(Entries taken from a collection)

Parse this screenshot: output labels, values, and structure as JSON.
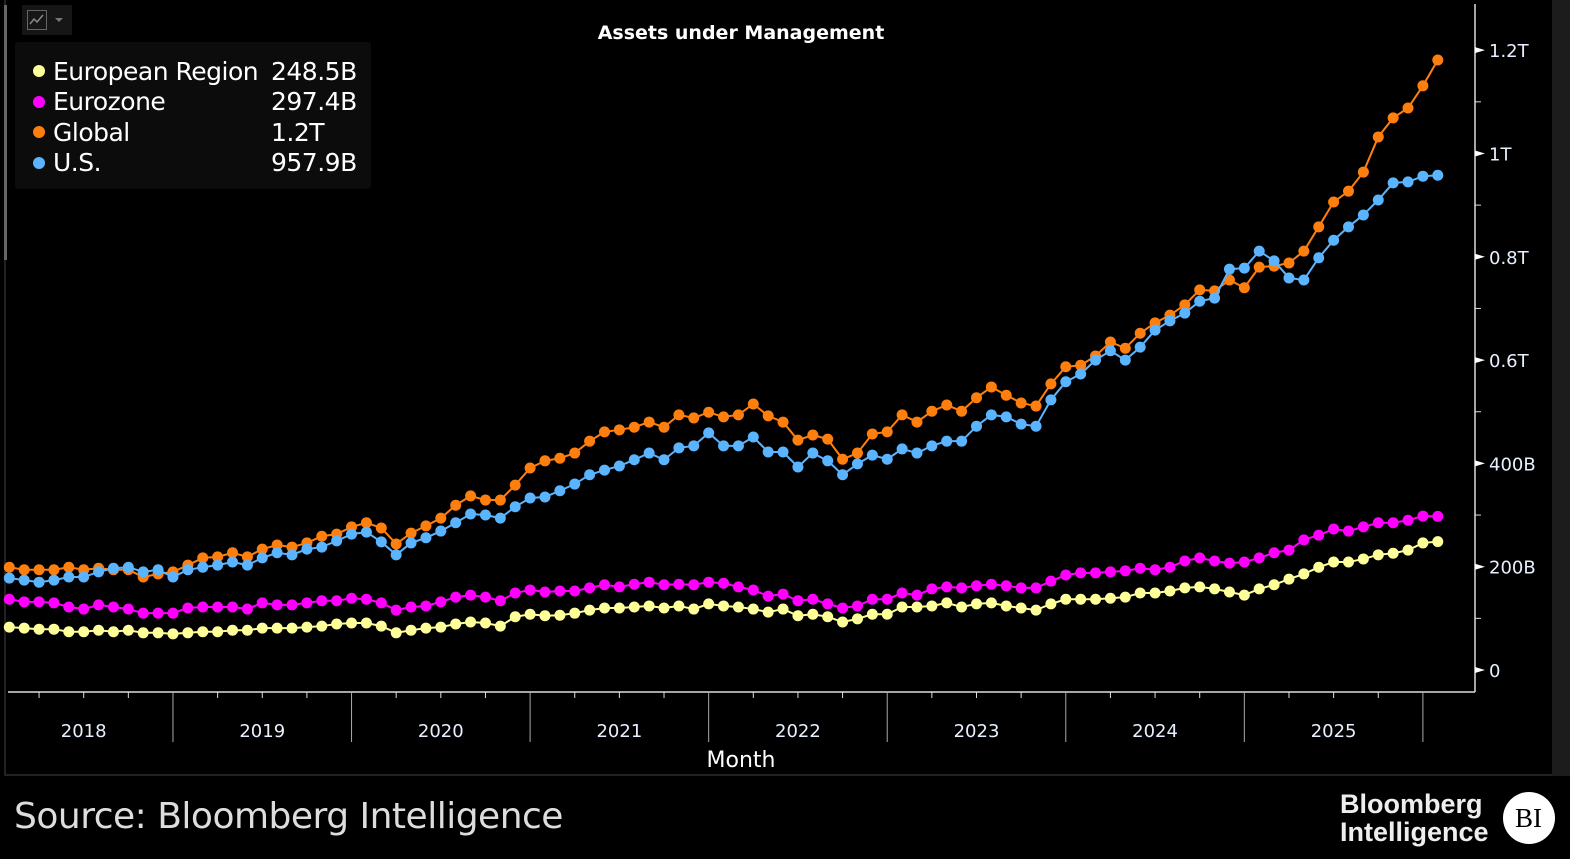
{
  "chart_data": {
    "type": "line",
    "title": "Assets under Management",
    "xlabel": "Month",
    "ylabel": "",
    "ylim": [
      0,
      1300
    ],
    "y_unit": "B",
    "y_ticks": [
      {
        "value": 0,
        "label": "0"
      },
      {
        "value": 200,
        "label": "200B"
      },
      {
        "value": 400,
        "label": "400B"
      },
      {
        "value": 600,
        "label": "0.6T"
      },
      {
        "value": 800,
        "label": "0.8T"
      },
      {
        "value": 1000,
        "label": "1T"
      },
      {
        "value": 1200,
        "label": "1.2T"
      }
    ],
    "x_tick_labels": [
      "2018",
      "2019",
      "2020",
      "2021",
      "2022",
      "2023",
      "2024",
      "2025"
    ],
    "grid": false,
    "legend_placement": "top-left",
    "markers": true,
    "x": [
      "2018-01",
      "2018-02",
      "2018-03",
      "2018-04",
      "2018-05",
      "2018-06",
      "2018-07",
      "2018-08",
      "2018-09",
      "2018-10",
      "2018-11",
      "2018-12",
      "2019-01",
      "2019-02",
      "2019-03",
      "2019-04",
      "2019-05",
      "2019-06",
      "2019-07",
      "2019-08",
      "2019-09",
      "2019-10",
      "2019-11",
      "2019-12",
      "2020-01",
      "2020-02",
      "2020-03",
      "2020-04",
      "2020-05",
      "2020-06",
      "2020-07",
      "2020-08",
      "2020-09",
      "2020-10",
      "2020-11",
      "2020-12",
      "2021-01",
      "2021-02",
      "2021-03",
      "2021-04",
      "2021-05",
      "2021-06",
      "2021-07",
      "2021-08",
      "2021-09",
      "2021-10",
      "2021-11",
      "2021-12",
      "2022-01",
      "2022-02",
      "2022-03",
      "2022-04",
      "2022-05",
      "2022-06",
      "2022-07",
      "2022-08",
      "2022-09",
      "2022-10",
      "2022-11",
      "2022-12",
      "2023-01",
      "2023-02",
      "2023-03",
      "2023-04",
      "2023-05",
      "2023-06",
      "2023-07",
      "2023-08",
      "2023-09",
      "2023-10",
      "2023-11",
      "2023-12",
      "2024-01",
      "2024-02",
      "2024-03",
      "2024-04",
      "2024-05",
      "2024-06",
      "2024-07",
      "2024-08",
      "2024-09",
      "2024-10",
      "2024-11",
      "2024-12",
      "2025-01",
      "2025-02",
      "2025-03",
      "2025-04",
      "2025-05",
      "2025-06",
      "2025-07",
      "2025-08",
      "2025-09",
      "2025-10",
      "2025-11",
      "2025-12",
      "2026-01"
    ],
    "series": [
      {
        "name": "European Region",
        "last_label": "248.5B",
        "color": "#ffff99",
        "values": [
          83,
          81,
          79,
          79,
          74,
          74,
          77,
          74,
          77,
          72,
          72,
          70,
          72,
          74,
          74,
          77,
          77,
          81,
          81,
          81,
          83,
          85,
          89,
          91,
          91,
          85,
          72,
          77,
          81,
          83,
          89,
          93,
          91,
          85,
          103,
          108,
          105,
          106,
          110,
          116,
          120,
          120,
          122,
          124,
          120,
          124,
          118,
          128,
          124,
          122,
          118,
          112,
          118,
          105,
          108,
          103,
          93,
          99,
          108,
          108,
          122,
          122,
          124,
          130,
          122,
          128,
          130,
          124,
          120,
          116,
          128,
          137,
          137,
          137,
          139,
          141,
          149,
          149,
          153,
          159,
          161,
          157,
          151,
          145,
          157,
          165,
          176,
          186,
          199,
          209,
          209,
          215,
          223,
          226,
          232,
          246,
          248.5
        ]
      },
      {
        "name": "Eurozone",
        "last_label": "297.4B",
        "color": "#ff00ff",
        "values": [
          137,
          132,
          132,
          130,
          122,
          118,
          126,
          122,
          118,
          110,
          110,
          110,
          120,
          122,
          122,
          122,
          118,
          130,
          126,
          126,
          130,
          134,
          134,
          139,
          137,
          130,
          116,
          122,
          124,
          132,
          141,
          145,
          141,
          134,
          149,
          155,
          151,
          153,
          153,
          159,
          165,
          161,
          166,
          170,
          165,
          166,
          165,
          170,
          168,
          161,
          155,
          143,
          147,
          134,
          137,
          128,
          120,
          124,
          137,
          137,
          149,
          145,
          157,
          161,
          159,
          163,
          166,
          163,
          159,
          159,
          172,
          184,
          188,
          188,
          190,
          192,
          197,
          194,
          199,
          211,
          217,
          211,
          207,
          209,
          217,
          227,
          232,
          252,
          261,
          273,
          269,
          277,
          285,
          285,
          290,
          298,
          297.4
        ]
      },
      {
        "name": "Global",
        "last_label": "1.2T",
        "color": "#ff7f0e",
        "values": [
          199,
          194,
          194,
          194,
          199,
          194,
          197,
          194,
          194,
          180,
          186,
          190,
          203,
          217,
          219,
          227,
          219,
          234,
          242,
          238,
          246,
          259,
          263,
          277,
          285,
          275,
          244,
          265,
          279,
          294,
          319,
          337,
          329,
          329,
          358,
          391,
          405,
          410,
          420,
          443,
          461,
          465,
          470,
          480,
          470,
          494,
          488,
          499,
          490,
          494,
          515,
          492,
          480,
          445,
          455,
          447,
          408,
          420,
          457,
          461,
          494,
          480,
          501,
          513,
          501,
          527,
          548,
          532,
          517,
          511,
          554,
          587,
          590,
          608,
          635,
          623,
          652,
          672,
          687,
          707,
          736,
          734,
          755,
          740,
          780,
          782,
          788,
          811,
          858,
          906,
          927,
          964,
          1032,
          1069,
          1088,
          1131,
          1181
        ]
      },
      {
        "name": "U.S.",
        "last_label": "957.9B",
        "color": "#5ab4ff",
        "values": [
          178,
          174,
          170,
          174,
          180,
          180,
          190,
          197,
          199,
          190,
          194,
          180,
          194,
          199,
          203,
          209,
          203,
          217,
          227,
          223,
          234,
          238,
          250,
          263,
          267,
          248,
          223,
          246,
          256,
          269,
          285,
          302,
          300,
          294,
          316,
          333,
          335,
          347,
          360,
          378,
          387,
          395,
          407,
          420,
          407,
          430,
          434,
          459,
          434,
          434,
          451,
          422,
          422,
          393,
          420,
          405,
          378,
          399,
          416,
          408,
          428,
          420,
          434,
          443,
          443,
          472,
          494,
          490,
          476,
          472,
          523,
          558,
          573,
          600,
          618,
          600,
          625,
          658,
          676,
          691,
          714,
          720,
          776,
          778,
          811,
          792,
          759,
          755,
          798,
          832,
          858,
          881,
          910,
          943,
          945,
          956,
          957.9
        ]
      }
    ]
  },
  "toolbar": {
    "chart_type_icon": "line-chart-icon",
    "dropdown_icon": "caret-down-icon"
  },
  "footer": {
    "source": "Source: Bloomberg Intelligence",
    "logo_line1": "Bloomberg",
    "logo_line2": "Intelligence",
    "logo_badge": "BI"
  }
}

• **GOAL**
Copy every line of the entries above in which "Intelligence" occurs.

• **RESPONSE TO THE EXERCISE**
    "source": "Source: Bloomberg Intelligence",
    "logo_line2": "Intelligence",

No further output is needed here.